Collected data
+===+
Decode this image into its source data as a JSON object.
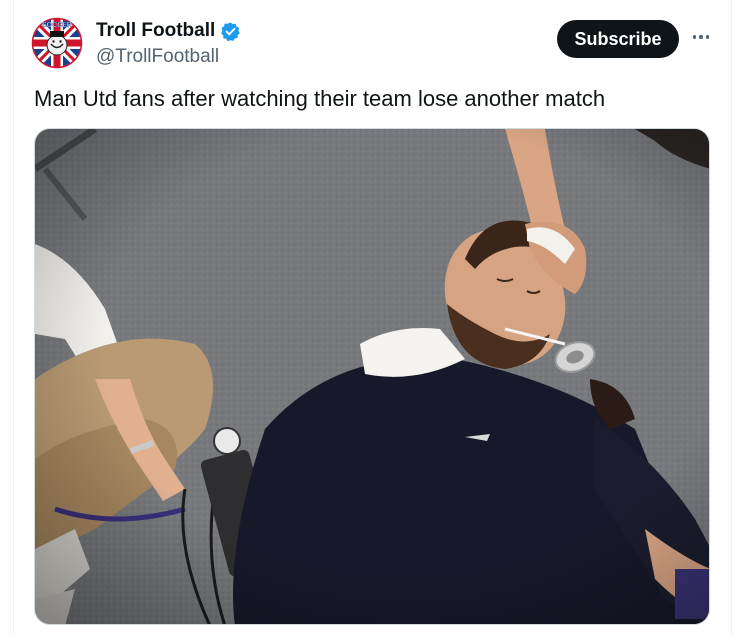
{
  "author": {
    "display_name": "Troll Football",
    "handle": "@TrollFootball",
    "avatar_text": "SOCCER",
    "verified_icon": "verified-badge-icon"
  },
  "actions": {
    "subscribe_label": "Subscribe",
    "more_icon": "more-options-icon"
  },
  "tweet": {
    "text": "Man Utd fans after watching their team lose another match"
  },
  "colors": {
    "text_primary": "#0f1419",
    "text_secondary": "#536471",
    "verified_blue": "#1d9bf0",
    "button_bg": "#0f1419",
    "button_text": "#ffffff",
    "border": "#cfd9de"
  }
}
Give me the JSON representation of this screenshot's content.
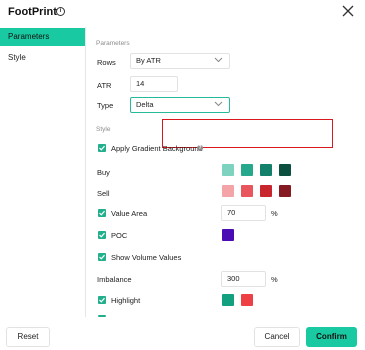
{
  "dialog": {
    "title": "FootPrint"
  },
  "sidebar": {
    "items": [
      {
        "label": "Parameters",
        "active": true
      },
      {
        "label": "Style",
        "active": false
      }
    ]
  },
  "parameters": {
    "section_label": "Parameters",
    "rows": {
      "label": "Rows",
      "value": "By ATR"
    },
    "atr": {
      "label": "ATR",
      "value": "14"
    },
    "type": {
      "label": "Type",
      "value": "Delta"
    }
  },
  "style": {
    "section_label": "Style",
    "apply_gradient": {
      "label": "Apply Gradient Background",
      "checked": true
    },
    "buy": {
      "label": "Buy",
      "colors": [
        "#7dd3c0",
        "#26a88c",
        "#12806a",
        "#0c4f3f"
      ]
    },
    "sell": {
      "label": "Sell",
      "colors": [
        "#f4a3a6",
        "#e8555c",
        "#c9252f",
        "#861a22"
      ]
    },
    "value_area": {
      "label": "Value Area",
      "checked": true,
      "value": "70",
      "unit": "%"
    },
    "poc": {
      "label": "POC",
      "checked": true,
      "color": "#4a0ab4"
    },
    "show_volume": {
      "label": "Show Volume Values",
      "checked": true
    },
    "imbalance": {
      "label": "Imbalance",
      "value": "300",
      "unit": "%"
    },
    "highlight": {
      "label": "Highlight",
      "checked": true,
      "colors": [
        "#13a081",
        "#ee3f45"
      ]
    }
  },
  "footer": {
    "reset_label": "Reset",
    "cancel_label": "Cancel",
    "confirm_label": "Confirm"
  },
  "colors": {
    "accent": "#19c9a1",
    "annotation": "#d8181c"
  }
}
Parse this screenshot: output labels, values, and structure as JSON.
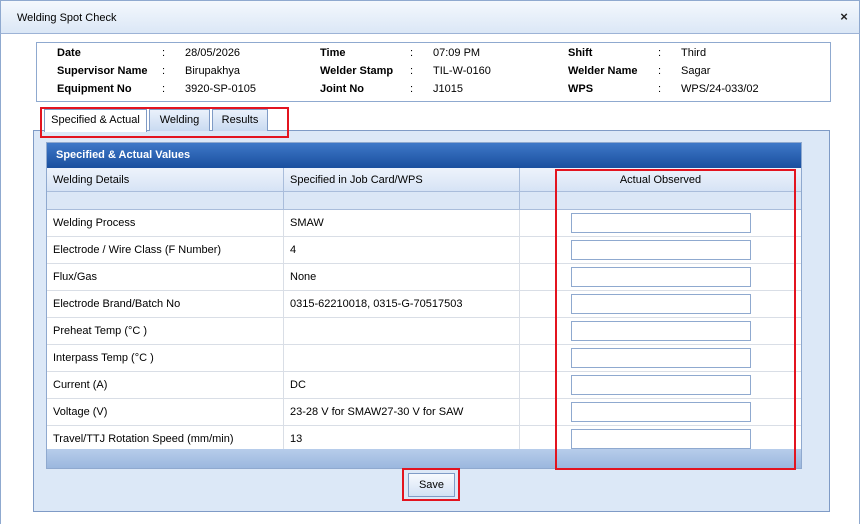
{
  "window": {
    "title": "Welding Spot Check",
    "close_icon": "×"
  },
  "header_info": {
    "date_label": "Date",
    "date_value": "28/05/2026",
    "time_label": "Time",
    "time_value": "07:09 PM",
    "shift_label": "Shift",
    "shift_value": "Third",
    "supervisor_label": "Supervisor Name",
    "supervisor_value": "Birupakhya",
    "welder_stamp_label": "Welder Stamp",
    "welder_stamp_value": "TIL-W-0160",
    "welder_name_label": "Welder Name",
    "welder_name_value": "Sagar",
    "equipment_label": "Equipment No",
    "equipment_value": "3920-SP-0105",
    "joint_label": "Joint No",
    "joint_value": "J1015",
    "wps_label": "WPS",
    "wps_value": "WPS/24-033/02",
    "separator": ":"
  },
  "tabs": [
    "Specified & Actual",
    "Welding",
    "Results"
  ],
  "grid": {
    "title": "Specified & Actual Values",
    "columns": [
      "Welding Details",
      "Specified in Job Card/WPS",
      "Actual Observed"
    ],
    "rows": [
      {
        "detail": "Welding Process",
        "specified": "SMAW",
        "observed": ""
      },
      {
        "detail": "Electrode / Wire Class (F Number)",
        "specified": "4",
        "observed": ""
      },
      {
        "detail": "Flux/Gas",
        "specified": "None",
        "observed": ""
      },
      {
        "detail": "Electrode Brand/Batch No",
        "specified": "0315-62210018, 0315-G-70517503",
        "observed": ""
      },
      {
        "detail": "Preheat Temp (°C )",
        "specified": "",
        "observed": ""
      },
      {
        "detail": "Interpass Temp (°C )",
        "specified": "",
        "observed": ""
      },
      {
        "detail": "Current (A)",
        "specified": "DC",
        "observed": ""
      },
      {
        "detail": "Voltage (V)",
        "specified": "23-28 V for SMAW27-30 V for SAW",
        "observed": ""
      },
      {
        "detail": "Travel/TTJ Rotation Speed (mm/min)",
        "specified": "13",
        "observed": ""
      }
    ]
  },
  "actions": {
    "save_label": "Save"
  },
  "colors": {
    "highlight": "#e3141f",
    "grid_title_bg": "#1a4f9e",
    "panel_bg": "#dce8f7"
  }
}
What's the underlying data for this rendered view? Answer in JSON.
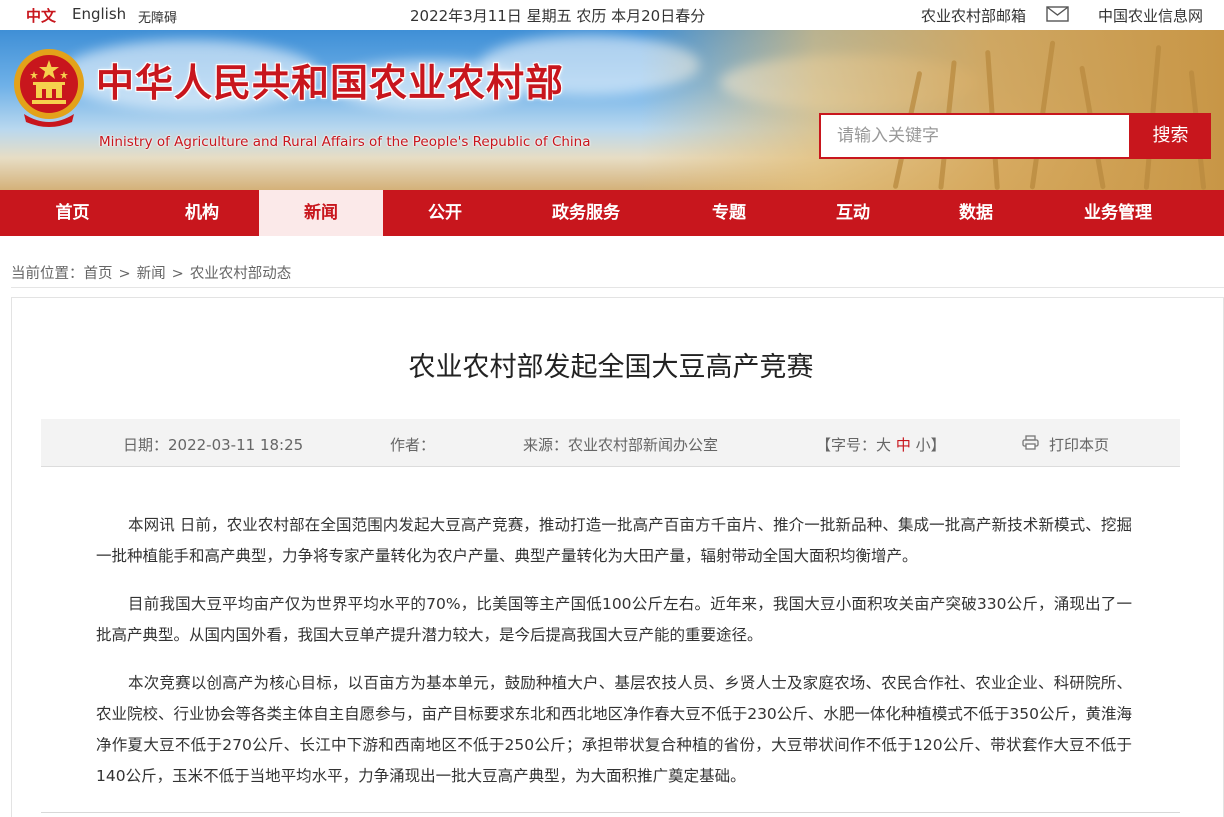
{
  "topbar": {
    "lang_cn": "中文",
    "lang_en": "English",
    "accessibility": "无障碍",
    "date": "2022年3月11日 星期五 农历 本月20日春分",
    "mail": "农业农村部邮箱",
    "info_net": "中国农业信息网"
  },
  "header": {
    "title": "中华人民共和国农业农村部",
    "subtitle": "Ministry of Agriculture and Rural Affairs of the People's Republic of China",
    "search_placeholder": "请输入关键字",
    "search_button": "搜索"
  },
  "nav": {
    "items": [
      "首页",
      "机构",
      "新闻",
      "公开",
      "政务服务",
      "专题",
      "互动",
      "数据",
      "业务管理"
    ],
    "active": "新闻"
  },
  "breadcrumb": {
    "prefix": "当前位置：",
    "items": [
      "首页",
      "新闻",
      "农业农村部动态"
    ]
  },
  "article": {
    "title": "农业农村部发起全国大豆高产竞赛",
    "date_label": "日期：2022-03-11 18:25",
    "author_label": "作者：",
    "source_label": "来源：农业农村部新闻办公室",
    "font_size_open": "【字号：",
    "font_large": "大",
    "font_medium": "中",
    "font_small": "小",
    "font_size_close": "】",
    "print": "打印本页",
    "paragraphs": [
      "本网讯 日前，农业农村部在全国范围内发起大豆高产竞赛，推动打造一批高产百亩方千亩片、推介一批新品种、集成一批高产新技术新模式、挖掘一批种植能手和高产典型，力争将专家产量转化为农户产量、典型产量转化为大田产量，辐射带动全国大面积均衡增产。",
      "目前我国大豆平均亩产仅为世界平均水平的70%，比美国等主产国低100公斤左右。近年来，我国大豆小面积攻关亩产突破330公斤，涌现出了一批高产典型。从国内国外看，我国大豆单产提升潜力较大，是今后提高我国大豆产能的重要途径。",
      "本次竞赛以创高产为核心目标，以百亩方为基本单元，鼓励种植大户、基层农技人员、乡贤人士及家庭农场、农民合作社、农业企业、科研院所、农业院校、行业协会等各类主体自主自愿参与，亩产目标要求东北和西北地区净作春大豆不低于230公斤、水肥一体化种植模式不低于350公斤，黄淮海净作夏大豆不低于270公斤、长江中下游和西南地区不低于250公斤；承担带状复合种植的省份，大豆带状间作不低于120公斤、带状套作大豆不低于140公斤，玉米不低于当地平均水平，力争涌现出一批大豆高产典型，为大面积推广奠定基础。"
    ]
  },
  "colors": {
    "brand_red": "#c8161d",
    "nav_active_bg": "#fbe9e9",
    "meta_bg": "#f3f3f3"
  }
}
+===+
EXERCISE - Keep the pictures out of the copy and return the rest of the data above exactly.

REPLY TO THE TASK -
Decode this image into its source data as a JSON object.
{
  "author": {
    "display_name": "Troll Football",
    "handle": "@TrollFootball",
    "avatar_text": "SOCCER",
    "verified_icon": "verified-badge-icon"
  },
  "actions": {
    "subscribe_label": "Subscribe",
    "more_icon": "more-options-icon"
  },
  "tweet": {
    "text": "Man Utd fans after watching their team lose another match"
  },
  "colors": {
    "text_primary": "#0f1419",
    "text_secondary": "#536471",
    "verified_blue": "#1d9bf0",
    "button_bg": "#0f1419",
    "button_text": "#ffffff",
    "border": "#cfd9de"
  }
}
Give me the JSON representation of this screenshot's content.
{
  "dialog": {
    "title": "FootPrint"
  },
  "sidebar": {
    "items": [
      {
        "label": "Parameters",
        "active": true
      },
      {
        "label": "Style",
        "active": false
      }
    ]
  },
  "parameters": {
    "section_label": "Parameters",
    "rows": {
      "label": "Rows",
      "value": "By ATR"
    },
    "atr": {
      "label": "ATR",
      "value": "14"
    },
    "type": {
      "label": "Type",
      "value": "Delta"
    }
  },
  "style": {
    "section_label": "Style",
    "apply_gradient": {
      "label": "Apply Gradient Background",
      "checked": true
    },
    "buy": {
      "label": "Buy",
      "colors": [
        "#7dd3c0",
        "#26a88c",
        "#12806a",
        "#0c4f3f"
      ]
    },
    "sell": {
      "label": "Sell",
      "colors": [
        "#f4a3a6",
        "#e8555c",
        "#c9252f",
        "#861a22"
      ]
    },
    "value_area": {
      "label": "Value Area",
      "checked": true,
      "value": "70",
      "unit": "%"
    },
    "poc": {
      "label": "POC",
      "checked": true,
      "color": "#4a0ab4"
    },
    "show_volume": {
      "label": "Show Volume Values",
      "checked": true
    },
    "imbalance": {
      "label": "Imbalance",
      "value": "300",
      "unit": "%"
    },
    "highlight": {
      "label": "Highlight",
      "checked": true,
      "colors": [
        "#13a081",
        "#ee3f45"
      ]
    }
  },
  "footer": {
    "reset_label": "Reset",
    "cancel_label": "Cancel",
    "confirm_label": "Confirm"
  },
  "colors": {
    "accent": "#19c9a1",
    "annotation": "#d8181c"
  }
}
Parse this screenshot: output labels, values, and structure as JSON.
{
  "window": {
    "title": "Welding Spot Check",
    "close_icon": "×"
  },
  "header_info": {
    "date_label": "Date",
    "date_value": "28/05/2026",
    "time_label": "Time",
    "time_value": "07:09 PM",
    "shift_label": "Shift",
    "shift_value": "Third",
    "supervisor_label": "Supervisor Name",
    "supervisor_value": "Birupakhya",
    "welder_stamp_label": "Welder Stamp",
    "welder_stamp_value": "TIL-W-0160",
    "welder_name_label": "Welder Name",
    "welder_name_value": "Sagar",
    "equipment_label": "Equipment No",
    "equipment_value": "3920-SP-0105",
    "joint_label": "Joint No",
    "joint_value": "J1015",
    "wps_label": "WPS",
    "wps_value": "WPS/24-033/02",
    "separator": ":"
  },
  "tabs": [
    "Specified & Actual",
    "Welding",
    "Results"
  ],
  "grid": {
    "title": "Specified & Actual Values",
    "columns": [
      "Welding Details",
      "Specified in Job Card/WPS",
      "Actual Observed"
    ],
    "rows": [
      {
        "detail": "Welding Process",
        "specified": "SMAW",
        "observed": ""
      },
      {
        "detail": "Electrode / Wire Class (F Number)",
        "specified": "4",
        "observed": ""
      },
      {
        "detail": "Flux/Gas",
        "specified": "None",
        "observed": ""
      },
      {
        "detail": "Electrode Brand/Batch No",
        "specified": "0315-62210018, 0315-G-70517503",
        "observed": ""
      },
      {
        "detail": "Preheat Temp (°C )",
        "specified": "",
        "observed": ""
      },
      {
        "detail": "Interpass Temp (°C )",
        "specified": "",
        "observed": ""
      },
      {
        "detail": "Current (A)",
        "specified": "DC",
        "observed": ""
      },
      {
        "detail": "Voltage (V)",
        "specified": "23-28 V for SMAW27-30 V for SAW",
        "observed": ""
      },
      {
        "detail": "Travel/TTJ Rotation Speed (mm/min)",
        "specified": "13",
        "observed": ""
      }
    ]
  },
  "actions": {
    "save_label": "Save"
  },
  "colors": {
    "highlight": "#e3141f",
    "grid_title_bg": "#1a4f9e",
    "panel_bg": "#dce8f7"
  }
}
What's the underlying data for this rendered view? Answer in JSON.
{
  "topbar": {
    "lang_cn": "中文",
    "lang_en": "English",
    "accessibility": "无障碍",
    "date": "2022年3月11日 星期五 农历 本月20日春分",
    "mail": "农业农村部邮箱",
    "info_net": "中国农业信息网"
  },
  "header": {
    "title": "中华人民共和国农业农村部",
    "subtitle": "Ministry of Agriculture and Rural Affairs of the People's Republic of China",
    "search_placeholder": "请输入关键字",
    "search_button": "搜索"
  },
  "nav": {
    "items": [
      "首页",
      "机构",
      "新闻",
      "公开",
      "政务服务",
      "专题",
      "互动",
      "数据",
      "业务管理"
    ],
    "active": "新闻"
  },
  "breadcrumb": {
    "prefix": "当前位置：",
    "items": [
      "首页",
      "新闻",
      "农业农村部动态"
    ]
  },
  "article": {
    "title": "农业农村部发起全国大豆高产竞赛",
    "date_label": "日期：2022-03-11 18:25",
    "author_label": "作者：",
    "source_label": "来源：农业农村部新闻办公室",
    "font_size_open": "【字号：",
    "font_large": "大",
    "font_medium": "中",
    "font_small": "小",
    "font_size_close": "】",
    "print": "打印本页",
    "paragraphs": [
      "本网讯 日前，农业农村部在全国范围内发起大豆高产竞赛，推动打造一批高产百亩方千亩片、推介一批新品种、集成一批高产新技术新模式、挖掘一批种植能手和高产典型，力争将专家产量转化为农户产量、典型产量转化为大田产量，辐射带动全国大面积均衡增产。",
      "目前我国大豆平均亩产仅为世界平均水平的70%，比美国等主产国低100公斤左右。近年来，我国大豆小面积攻关亩产突破330公斤，涌现出了一批高产典型。从国内国外看，我国大豆单产提升潜力较大，是今后提高我国大豆产能的重要途径。",
      "本次竞赛以创高产为核心目标，以百亩方为基本单元，鼓励种植大户、基层农技人员、乡贤人士及家庭农场、农民合作社、农业企业、科研院所、农业院校、行业协会等各类主体自主自愿参与，亩产目标要求东北和西北地区净作春大豆不低于230公斤、水肥一体化种植模式不低于350公斤，黄淮海净作夏大豆不低于270公斤、长江中下游和西南地区不低于250公斤；承担带状复合种植的省份，大豆带状间作不低于120公斤、带状套作大豆不低于140公斤，玉米不低于当地平均水平，力争涌现出一批大豆高产典型，为大面积推广奠定基础。"
    ]
  },
  "colors": {
    "brand_red": "#c8161d",
    "nav_active_bg": "#fbe9e9",
    "meta_bg": "#f3f3f3"
  }
}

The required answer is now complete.